▶ [WHAT TO PRODUCE] Output the data below in full, byte for byte. Nothing may differ.

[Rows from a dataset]
start

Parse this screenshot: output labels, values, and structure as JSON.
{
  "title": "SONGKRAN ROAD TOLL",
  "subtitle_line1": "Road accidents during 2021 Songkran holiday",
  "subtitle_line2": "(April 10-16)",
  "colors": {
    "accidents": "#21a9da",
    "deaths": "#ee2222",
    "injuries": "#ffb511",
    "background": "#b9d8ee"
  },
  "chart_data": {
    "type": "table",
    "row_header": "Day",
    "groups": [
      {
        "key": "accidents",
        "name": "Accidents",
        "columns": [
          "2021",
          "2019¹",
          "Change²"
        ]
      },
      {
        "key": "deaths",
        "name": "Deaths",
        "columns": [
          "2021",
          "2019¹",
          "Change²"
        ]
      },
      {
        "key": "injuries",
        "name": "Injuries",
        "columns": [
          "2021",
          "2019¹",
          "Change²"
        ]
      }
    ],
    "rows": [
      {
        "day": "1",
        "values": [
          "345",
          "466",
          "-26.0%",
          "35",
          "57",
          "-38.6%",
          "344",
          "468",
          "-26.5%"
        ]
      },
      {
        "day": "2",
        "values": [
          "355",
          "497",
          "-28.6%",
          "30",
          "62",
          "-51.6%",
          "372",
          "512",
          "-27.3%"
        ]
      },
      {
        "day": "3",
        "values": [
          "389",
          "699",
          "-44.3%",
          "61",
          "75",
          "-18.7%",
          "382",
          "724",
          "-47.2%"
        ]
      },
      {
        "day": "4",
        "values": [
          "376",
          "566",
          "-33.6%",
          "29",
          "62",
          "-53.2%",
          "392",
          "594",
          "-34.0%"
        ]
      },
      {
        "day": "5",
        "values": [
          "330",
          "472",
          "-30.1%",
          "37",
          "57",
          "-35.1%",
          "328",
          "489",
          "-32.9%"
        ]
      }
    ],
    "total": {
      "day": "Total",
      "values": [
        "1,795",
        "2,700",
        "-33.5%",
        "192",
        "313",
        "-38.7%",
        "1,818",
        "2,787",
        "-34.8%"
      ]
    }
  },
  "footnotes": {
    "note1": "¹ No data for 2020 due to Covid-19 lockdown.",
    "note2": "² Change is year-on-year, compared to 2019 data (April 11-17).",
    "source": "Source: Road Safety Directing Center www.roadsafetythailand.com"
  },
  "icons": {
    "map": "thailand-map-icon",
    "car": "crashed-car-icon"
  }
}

end

▶ [SOLUTION]
Parse this screenshot: output labels, values, and structure as JSON.
{
  "title": "SONGKRAN ROAD TOLL",
  "subtitle_line1": "Road accidents during 2021 Songkran holiday",
  "subtitle_line2": "(April 10-16)",
  "colors": {
    "accidents": "#21a9da",
    "deaths": "#ee2222",
    "injuries": "#ffb511",
    "background": "#b9d8ee"
  },
  "chart_data": {
    "type": "table",
    "row_header": "Day",
    "groups": [
      {
        "key": "accidents",
        "name": "Accidents",
        "columns": [
          "2021",
          "2019¹",
          "Change²"
        ]
      },
      {
        "key": "deaths",
        "name": "Deaths",
        "columns": [
          "2021",
          "2019¹",
          "Change²"
        ]
      },
      {
        "key": "injuries",
        "name": "Injuries",
        "columns": [
          "2021",
          "2019¹",
          "Change²"
        ]
      }
    ],
    "rows": [
      {
        "day": "1",
        "values": [
          "345",
          "466",
          "-26.0%",
          "35",
          "57",
          "-38.6%",
          "344",
          "468",
          "-26.5%"
        ]
      },
      {
        "day": "2",
        "values": [
          "355",
          "497",
          "-28.6%",
          "30",
          "62",
          "-51.6%",
          "372",
          "512",
          "-27.3%"
        ]
      },
      {
        "day": "3",
        "values": [
          "389",
          "699",
          "-44.3%",
          "61",
          "75",
          "-18.7%",
          "382",
          "724",
          "-47.2%"
        ]
      },
      {
        "day": "4",
        "values": [
          "376",
          "566",
          "-33.6%",
          "29",
          "62",
          "-53.2%",
          "392",
          "594",
          "-34.0%"
        ]
      },
      {
        "day": "5",
        "values": [
          "330",
          "472",
          "-30.1%",
          "37",
          "57",
          "-35.1%",
          "328",
          "489",
          "-32.9%"
        ]
      }
    ],
    "total": {
      "day": "Total",
      "values": [
        "1,795",
        "2,700",
        "-33.5%",
        "192",
        "313",
        "-38.7%",
        "1,818",
        "2,787",
        "-34.8%"
      ]
    }
  },
  "footnotes": {
    "note1": "¹ No data for 2020 due to Covid-19 lockdown.",
    "note2": "² Change is year-on-year, compared to 2019 data (April 11-17).",
    "source": "Source: Road Safety Directing Center www.roadsafetythailand.com"
  },
  "icons": {
    "map": "thailand-map-icon",
    "car": "crashed-car-icon"
  }
}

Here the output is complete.